Extracted records
"""

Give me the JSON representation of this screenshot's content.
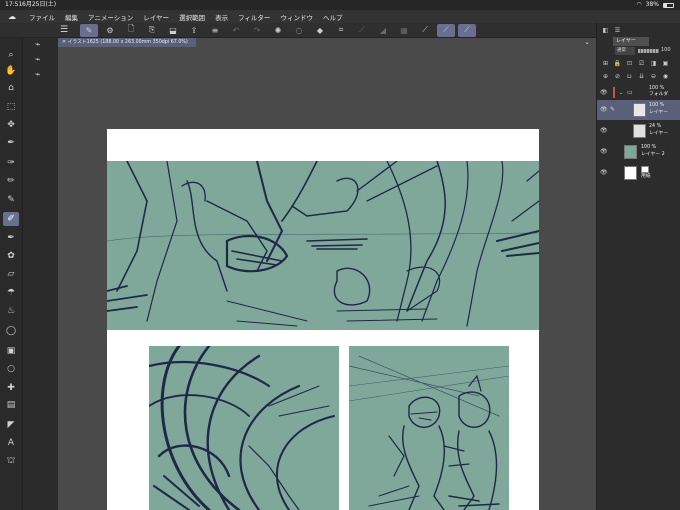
{
  "status_bar": {
    "time": "17:51",
    "date": "6月25日(土)",
    "battery": "38%"
  },
  "menu": {
    "items": [
      "ファイル",
      "編集",
      "アニメーション",
      "レイヤー",
      "選択範囲",
      "表示",
      "フィルター",
      "ウィンドウ",
      "ヘルプ"
    ]
  },
  "document": {
    "tab_title": "イラスト1625 (188.00 x 263.00mm 350dpi 67.0%)"
  },
  "layer_panel": {
    "tab_label": "レイヤー",
    "blend_mode": "通常",
    "opacity": "100",
    "layers": [
      {
        "opacity": "100 %",
        "name": "フォルダ"
      },
      {
        "opacity": "100 %",
        "name": "レイヤー"
      },
      {
        "opacity": "24 %",
        "name": "レイヤー"
      },
      {
        "opacity": "100 %",
        "name": "レイヤー 2"
      },
      {
        "opacity": "",
        "name": "用紙"
      }
    ]
  },
  "colors": {
    "main": "#232d5a",
    "sub": "#b43a3a",
    "panel_fill": "#7fa89a",
    "sketch_stroke": "#1f2847"
  }
}
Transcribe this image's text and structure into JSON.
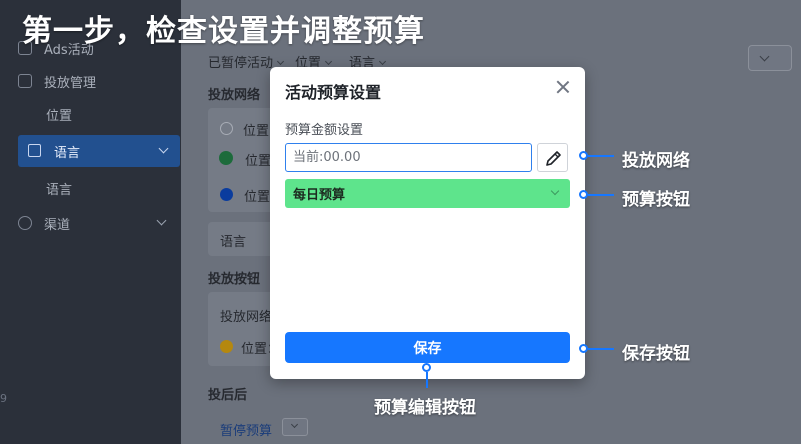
{
  "heading": "第一步，检查设置并调整预算",
  "sidebar": {
    "items": [
      {
        "label": "Ads活动"
      },
      {
        "label": "投放管理"
      },
      {
        "label": "位置"
      },
      {
        "label": "语言"
      },
      {
        "label": "语言"
      },
      {
        "label": "渠道"
      }
    ],
    "left_number": "9"
  },
  "main": {
    "filters": [
      "已暂停活动",
      "位置",
      "语言"
    ],
    "section_network": "投放网络",
    "option_1": "位置",
    "option_2": "位置",
    "option_3": "位置",
    "section_language": "语言",
    "section_buttons": "投放按钮",
    "sub_network": "投放网络",
    "option_4": "位置：",
    "section_after": "投后后",
    "pause_label": "暂停预算"
  },
  "modal": {
    "title": "活动预算设置",
    "field_label": "预算金额设置",
    "amount_placeholder": "当前:00.00",
    "budget_type": "每日预算",
    "save_label": "保存"
  },
  "annotations": {
    "network": "投放网络",
    "budget_button": "预算按钮",
    "save_button": "保存按钮",
    "edit_button": "预算编辑按钮"
  },
  "colors": {
    "primary": "#1677ff",
    "budget_green": "#5ee48c",
    "status_green": "#1d6b3b",
    "status_blue": "#0a3c9e",
    "status_orange": "#b5880f"
  },
  "icons": [
    "close-icon",
    "pencil-icon",
    "chevron-down-icon",
    "check-circle-icon"
  ]
}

"""

Repeat each entry above word for word, leaving every picture out.

Give me the JSON representation of this screenshot's content.
{
  "status_bar": {
    "time": "17:51",
    "date": "6月25日(土)",
    "battery": "38%"
  },
  "menu": {
    "items": [
      "ファイル",
      "編集",
      "アニメーション",
      "レイヤー",
      "選択範囲",
      "表示",
      "フィルター",
      "ウィンドウ",
      "ヘルプ"
    ]
  },
  "document": {
    "tab_title": "イラスト1625 (188.00 x 263.00mm 350dpi 67.0%)"
  },
  "layer_panel": {
    "tab_label": "レイヤー",
    "blend_mode": "通常",
    "opacity": "100",
    "layers": [
      {
        "opacity": "100 %",
        "name": "フォルダ"
      },
      {
        "opacity": "100 %",
        "name": "レイヤー"
      },
      {
        "opacity": "24 %",
        "name": "レイヤー"
      },
      {
        "opacity": "100 %",
        "name": "レイヤー 2"
      },
      {
        "opacity": "",
        "name": "用紙"
      }
    ]
  },
  "colors": {
    "main": "#232d5a",
    "sub": "#b43a3a",
    "panel_fill": "#7fa89a",
    "sketch_stroke": "#1f2847"
  }
}
Transcribe this image's text and structure into JSON.
{
  "heading": "第一步，检查设置并调整预算",
  "sidebar": {
    "items": [
      {
        "label": "Ads活动"
      },
      {
        "label": "投放管理"
      },
      {
        "label": "位置"
      },
      {
        "label": "语言"
      },
      {
        "label": "语言"
      },
      {
        "label": "渠道"
      }
    ],
    "left_number": "9"
  },
  "main": {
    "filters": [
      "已暂停活动",
      "位置",
      "语言"
    ],
    "section_network": "投放网络",
    "option_1": "位置",
    "option_2": "位置",
    "option_3": "位置",
    "section_language": "语言",
    "section_buttons": "投放按钮",
    "sub_network": "投放网络",
    "option_4": "位置：",
    "section_after": "投后后",
    "pause_label": "暂停预算"
  },
  "modal": {
    "title": "活动预算设置",
    "field_label": "预算金额设置",
    "amount_placeholder": "当前:00.00",
    "budget_type": "每日预算",
    "save_label": "保存"
  },
  "annotations": {
    "network": "投放网络",
    "budget_button": "预算按钮",
    "save_button": "保存按钮",
    "edit_button": "预算编辑按钮"
  },
  "colors": {
    "primary": "#1677ff",
    "budget_green": "#5ee48c",
    "status_green": "#1d6b3b",
    "status_blue": "#0a3c9e",
    "status_orange": "#b5880f"
  },
  "icons": [
    "close-icon",
    "pencil-icon",
    "chevron-down-icon",
    "check-circle-icon"
  ]
}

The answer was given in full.